Pull every line containing the word "BCSO" from the records.

(begin)

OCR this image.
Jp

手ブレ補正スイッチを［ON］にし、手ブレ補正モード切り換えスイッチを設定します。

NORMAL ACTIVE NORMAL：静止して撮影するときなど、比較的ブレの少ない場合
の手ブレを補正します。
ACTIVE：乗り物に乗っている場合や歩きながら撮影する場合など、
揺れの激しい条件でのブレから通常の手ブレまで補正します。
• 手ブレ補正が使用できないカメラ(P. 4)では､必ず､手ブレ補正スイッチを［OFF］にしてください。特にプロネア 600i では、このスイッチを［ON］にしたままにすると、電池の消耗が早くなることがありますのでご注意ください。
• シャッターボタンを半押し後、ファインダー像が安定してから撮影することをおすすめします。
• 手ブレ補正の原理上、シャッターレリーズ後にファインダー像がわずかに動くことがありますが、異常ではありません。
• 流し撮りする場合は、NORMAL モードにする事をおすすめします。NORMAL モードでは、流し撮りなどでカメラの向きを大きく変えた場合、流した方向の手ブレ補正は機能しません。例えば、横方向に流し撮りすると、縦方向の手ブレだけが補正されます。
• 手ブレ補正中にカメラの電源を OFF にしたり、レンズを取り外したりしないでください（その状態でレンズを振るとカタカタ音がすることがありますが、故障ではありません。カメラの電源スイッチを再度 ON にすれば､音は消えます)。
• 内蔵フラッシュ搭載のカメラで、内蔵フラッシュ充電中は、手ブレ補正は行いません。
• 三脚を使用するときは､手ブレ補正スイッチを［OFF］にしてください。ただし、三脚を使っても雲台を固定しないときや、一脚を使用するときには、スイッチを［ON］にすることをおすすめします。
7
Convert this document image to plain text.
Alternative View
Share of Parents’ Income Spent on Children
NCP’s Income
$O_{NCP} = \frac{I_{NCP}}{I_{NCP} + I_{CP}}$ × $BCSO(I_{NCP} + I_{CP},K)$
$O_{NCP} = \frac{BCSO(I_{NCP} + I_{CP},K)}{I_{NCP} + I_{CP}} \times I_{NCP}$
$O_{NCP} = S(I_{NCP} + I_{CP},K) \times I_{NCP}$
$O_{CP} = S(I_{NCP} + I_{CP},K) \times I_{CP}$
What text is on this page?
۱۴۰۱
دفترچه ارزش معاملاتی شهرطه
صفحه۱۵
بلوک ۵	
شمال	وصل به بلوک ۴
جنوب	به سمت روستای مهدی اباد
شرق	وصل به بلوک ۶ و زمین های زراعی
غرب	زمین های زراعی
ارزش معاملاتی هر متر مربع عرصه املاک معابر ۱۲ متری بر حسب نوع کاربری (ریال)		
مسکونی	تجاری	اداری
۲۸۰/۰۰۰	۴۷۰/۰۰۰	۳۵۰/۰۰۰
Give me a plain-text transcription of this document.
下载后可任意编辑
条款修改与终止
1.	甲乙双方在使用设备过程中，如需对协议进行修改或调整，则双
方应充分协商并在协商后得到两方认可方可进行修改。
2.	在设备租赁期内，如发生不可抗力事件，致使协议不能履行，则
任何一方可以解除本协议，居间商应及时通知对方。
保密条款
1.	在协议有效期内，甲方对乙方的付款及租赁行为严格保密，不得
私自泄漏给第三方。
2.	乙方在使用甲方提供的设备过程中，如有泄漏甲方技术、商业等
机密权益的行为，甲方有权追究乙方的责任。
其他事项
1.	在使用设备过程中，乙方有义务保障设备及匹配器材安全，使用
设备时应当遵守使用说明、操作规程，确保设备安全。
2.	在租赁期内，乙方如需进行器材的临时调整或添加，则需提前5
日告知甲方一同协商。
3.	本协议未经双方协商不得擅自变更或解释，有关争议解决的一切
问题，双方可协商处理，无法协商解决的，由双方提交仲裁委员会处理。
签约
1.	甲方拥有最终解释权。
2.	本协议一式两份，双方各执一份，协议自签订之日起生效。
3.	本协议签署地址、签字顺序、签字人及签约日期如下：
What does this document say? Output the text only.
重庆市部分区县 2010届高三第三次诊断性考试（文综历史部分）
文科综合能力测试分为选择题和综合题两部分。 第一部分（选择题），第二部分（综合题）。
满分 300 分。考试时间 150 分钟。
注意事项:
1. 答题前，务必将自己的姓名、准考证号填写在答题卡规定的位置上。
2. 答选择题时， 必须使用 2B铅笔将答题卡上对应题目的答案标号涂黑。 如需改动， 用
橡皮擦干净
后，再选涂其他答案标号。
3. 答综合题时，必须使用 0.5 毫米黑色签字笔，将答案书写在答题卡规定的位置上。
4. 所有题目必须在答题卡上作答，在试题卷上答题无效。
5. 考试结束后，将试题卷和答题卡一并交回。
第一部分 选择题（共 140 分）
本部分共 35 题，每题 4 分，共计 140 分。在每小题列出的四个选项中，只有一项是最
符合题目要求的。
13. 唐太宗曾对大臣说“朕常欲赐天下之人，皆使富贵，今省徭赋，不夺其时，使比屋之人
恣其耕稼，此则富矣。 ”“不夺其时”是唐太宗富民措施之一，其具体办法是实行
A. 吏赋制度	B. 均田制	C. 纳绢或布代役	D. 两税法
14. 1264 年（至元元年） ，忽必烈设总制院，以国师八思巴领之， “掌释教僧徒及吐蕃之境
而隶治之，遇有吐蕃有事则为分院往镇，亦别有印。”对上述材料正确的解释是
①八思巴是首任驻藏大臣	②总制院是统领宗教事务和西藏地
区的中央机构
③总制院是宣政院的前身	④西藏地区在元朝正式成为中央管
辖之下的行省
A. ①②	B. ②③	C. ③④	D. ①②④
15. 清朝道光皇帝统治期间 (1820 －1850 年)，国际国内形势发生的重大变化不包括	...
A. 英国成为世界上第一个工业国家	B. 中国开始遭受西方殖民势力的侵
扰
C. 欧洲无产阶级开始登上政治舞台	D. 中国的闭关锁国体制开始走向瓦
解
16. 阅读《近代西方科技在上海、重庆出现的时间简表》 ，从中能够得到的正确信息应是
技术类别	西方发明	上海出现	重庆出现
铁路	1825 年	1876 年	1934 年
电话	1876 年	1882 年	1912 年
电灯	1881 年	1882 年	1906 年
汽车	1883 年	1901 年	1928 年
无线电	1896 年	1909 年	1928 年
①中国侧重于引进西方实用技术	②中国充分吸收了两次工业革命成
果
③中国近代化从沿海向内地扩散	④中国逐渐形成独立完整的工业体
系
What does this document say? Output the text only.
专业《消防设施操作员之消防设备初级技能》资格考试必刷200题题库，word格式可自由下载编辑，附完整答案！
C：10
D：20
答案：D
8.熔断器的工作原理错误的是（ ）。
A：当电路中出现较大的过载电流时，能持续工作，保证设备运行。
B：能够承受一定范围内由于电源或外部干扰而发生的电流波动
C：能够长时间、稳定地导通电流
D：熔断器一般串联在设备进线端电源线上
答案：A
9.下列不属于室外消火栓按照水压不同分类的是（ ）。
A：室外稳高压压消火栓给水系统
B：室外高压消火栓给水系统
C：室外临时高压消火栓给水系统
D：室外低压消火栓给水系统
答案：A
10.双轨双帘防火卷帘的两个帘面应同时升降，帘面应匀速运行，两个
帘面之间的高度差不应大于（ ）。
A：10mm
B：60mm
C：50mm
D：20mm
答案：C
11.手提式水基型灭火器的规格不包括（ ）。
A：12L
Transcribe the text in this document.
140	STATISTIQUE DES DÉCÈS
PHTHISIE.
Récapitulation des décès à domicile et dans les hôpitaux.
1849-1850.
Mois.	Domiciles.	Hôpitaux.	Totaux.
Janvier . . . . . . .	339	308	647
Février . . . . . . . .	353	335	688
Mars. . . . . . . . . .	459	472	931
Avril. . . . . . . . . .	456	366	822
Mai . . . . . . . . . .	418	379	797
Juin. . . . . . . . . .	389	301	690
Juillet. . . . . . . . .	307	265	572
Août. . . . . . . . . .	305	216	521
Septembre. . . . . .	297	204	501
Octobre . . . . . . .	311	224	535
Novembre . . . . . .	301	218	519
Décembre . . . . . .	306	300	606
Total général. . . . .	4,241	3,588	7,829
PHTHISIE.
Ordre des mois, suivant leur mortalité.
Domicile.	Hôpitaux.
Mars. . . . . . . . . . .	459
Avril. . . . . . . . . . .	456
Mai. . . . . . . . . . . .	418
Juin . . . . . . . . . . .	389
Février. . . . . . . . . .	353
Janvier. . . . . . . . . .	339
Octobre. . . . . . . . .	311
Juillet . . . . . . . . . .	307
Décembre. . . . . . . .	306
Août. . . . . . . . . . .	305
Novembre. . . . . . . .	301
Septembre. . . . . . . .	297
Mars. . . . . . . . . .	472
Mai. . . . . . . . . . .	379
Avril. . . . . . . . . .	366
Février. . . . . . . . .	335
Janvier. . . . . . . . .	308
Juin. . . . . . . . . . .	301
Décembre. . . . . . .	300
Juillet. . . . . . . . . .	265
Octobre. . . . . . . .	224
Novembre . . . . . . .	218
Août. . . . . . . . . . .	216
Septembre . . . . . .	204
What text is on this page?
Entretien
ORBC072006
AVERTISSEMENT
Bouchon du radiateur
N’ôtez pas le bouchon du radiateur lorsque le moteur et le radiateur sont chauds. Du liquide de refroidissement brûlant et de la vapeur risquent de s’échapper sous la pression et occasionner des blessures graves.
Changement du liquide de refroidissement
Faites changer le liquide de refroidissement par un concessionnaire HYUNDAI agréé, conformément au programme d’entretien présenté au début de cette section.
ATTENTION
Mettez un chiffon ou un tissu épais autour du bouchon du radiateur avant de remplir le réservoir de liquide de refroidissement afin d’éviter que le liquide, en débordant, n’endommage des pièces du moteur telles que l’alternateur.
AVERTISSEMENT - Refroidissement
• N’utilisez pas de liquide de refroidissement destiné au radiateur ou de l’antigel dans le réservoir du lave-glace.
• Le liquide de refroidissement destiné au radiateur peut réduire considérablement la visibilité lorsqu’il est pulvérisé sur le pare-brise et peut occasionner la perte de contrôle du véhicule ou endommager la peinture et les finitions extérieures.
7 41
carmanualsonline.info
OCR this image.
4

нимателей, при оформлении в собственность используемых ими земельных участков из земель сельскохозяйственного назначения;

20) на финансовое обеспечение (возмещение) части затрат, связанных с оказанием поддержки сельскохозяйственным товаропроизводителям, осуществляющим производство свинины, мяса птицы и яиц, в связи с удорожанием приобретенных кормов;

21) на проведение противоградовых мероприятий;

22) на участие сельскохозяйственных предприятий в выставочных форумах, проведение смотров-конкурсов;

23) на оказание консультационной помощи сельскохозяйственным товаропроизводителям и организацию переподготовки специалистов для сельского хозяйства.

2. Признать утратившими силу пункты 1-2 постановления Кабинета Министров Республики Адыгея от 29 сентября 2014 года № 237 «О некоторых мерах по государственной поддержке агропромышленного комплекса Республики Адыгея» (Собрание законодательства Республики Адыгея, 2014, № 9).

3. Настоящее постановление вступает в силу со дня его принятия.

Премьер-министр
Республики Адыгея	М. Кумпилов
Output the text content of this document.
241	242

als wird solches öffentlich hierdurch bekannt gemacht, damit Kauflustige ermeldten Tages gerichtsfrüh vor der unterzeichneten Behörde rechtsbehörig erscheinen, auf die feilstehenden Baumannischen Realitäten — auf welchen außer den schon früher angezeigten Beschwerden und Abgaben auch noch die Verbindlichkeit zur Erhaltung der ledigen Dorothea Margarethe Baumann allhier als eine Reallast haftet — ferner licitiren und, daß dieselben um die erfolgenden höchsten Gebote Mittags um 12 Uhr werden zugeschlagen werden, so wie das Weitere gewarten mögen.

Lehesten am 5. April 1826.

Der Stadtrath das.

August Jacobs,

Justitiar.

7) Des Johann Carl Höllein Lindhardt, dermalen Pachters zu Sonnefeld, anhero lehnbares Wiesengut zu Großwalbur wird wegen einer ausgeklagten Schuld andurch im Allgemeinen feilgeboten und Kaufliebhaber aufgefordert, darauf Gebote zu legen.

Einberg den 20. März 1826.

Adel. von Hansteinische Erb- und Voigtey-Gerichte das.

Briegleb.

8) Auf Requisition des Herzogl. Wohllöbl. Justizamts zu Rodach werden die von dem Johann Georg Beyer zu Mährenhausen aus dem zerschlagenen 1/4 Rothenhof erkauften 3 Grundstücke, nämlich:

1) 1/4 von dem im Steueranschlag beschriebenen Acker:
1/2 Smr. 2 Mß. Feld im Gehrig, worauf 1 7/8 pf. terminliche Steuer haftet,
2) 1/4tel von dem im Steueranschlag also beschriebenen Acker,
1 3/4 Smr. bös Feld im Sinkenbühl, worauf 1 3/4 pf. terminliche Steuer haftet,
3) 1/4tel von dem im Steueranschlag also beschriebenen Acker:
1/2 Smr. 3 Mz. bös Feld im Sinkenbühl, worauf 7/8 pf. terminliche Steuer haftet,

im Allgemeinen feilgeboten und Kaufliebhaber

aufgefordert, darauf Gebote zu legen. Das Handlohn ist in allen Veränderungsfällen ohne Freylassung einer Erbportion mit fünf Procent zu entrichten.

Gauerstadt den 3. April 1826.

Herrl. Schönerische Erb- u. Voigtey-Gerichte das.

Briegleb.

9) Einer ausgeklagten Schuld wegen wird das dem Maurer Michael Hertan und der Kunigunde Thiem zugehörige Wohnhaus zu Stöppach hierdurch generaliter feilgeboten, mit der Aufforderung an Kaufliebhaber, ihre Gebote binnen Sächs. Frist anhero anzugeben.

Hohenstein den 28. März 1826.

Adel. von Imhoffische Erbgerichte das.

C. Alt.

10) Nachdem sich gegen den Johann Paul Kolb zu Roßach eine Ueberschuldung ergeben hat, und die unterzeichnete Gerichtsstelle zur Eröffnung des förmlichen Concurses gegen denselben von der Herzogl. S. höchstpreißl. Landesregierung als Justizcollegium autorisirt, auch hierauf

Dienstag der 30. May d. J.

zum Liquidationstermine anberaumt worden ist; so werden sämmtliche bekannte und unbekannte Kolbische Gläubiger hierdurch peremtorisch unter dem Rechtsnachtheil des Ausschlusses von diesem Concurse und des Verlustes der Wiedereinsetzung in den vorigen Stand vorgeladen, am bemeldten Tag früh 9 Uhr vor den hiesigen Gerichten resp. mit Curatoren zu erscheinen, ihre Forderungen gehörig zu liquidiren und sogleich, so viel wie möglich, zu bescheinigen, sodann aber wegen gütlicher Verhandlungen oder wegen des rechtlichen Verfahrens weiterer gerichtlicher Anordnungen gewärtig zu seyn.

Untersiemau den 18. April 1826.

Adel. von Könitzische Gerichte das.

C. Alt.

(end)

**Final answer:**
$O_{NCP} = \frac{I_{NCP}}{I_{NCP} + I_{CP}}$ × $BCSO(I_{NCP} + I_{CP},K)$
$O_{NCP} = \frac{BCSO(I_{NCP} + I_{CP},K)}{I_{NCP} + I_{CP}} \times I_{NCP}$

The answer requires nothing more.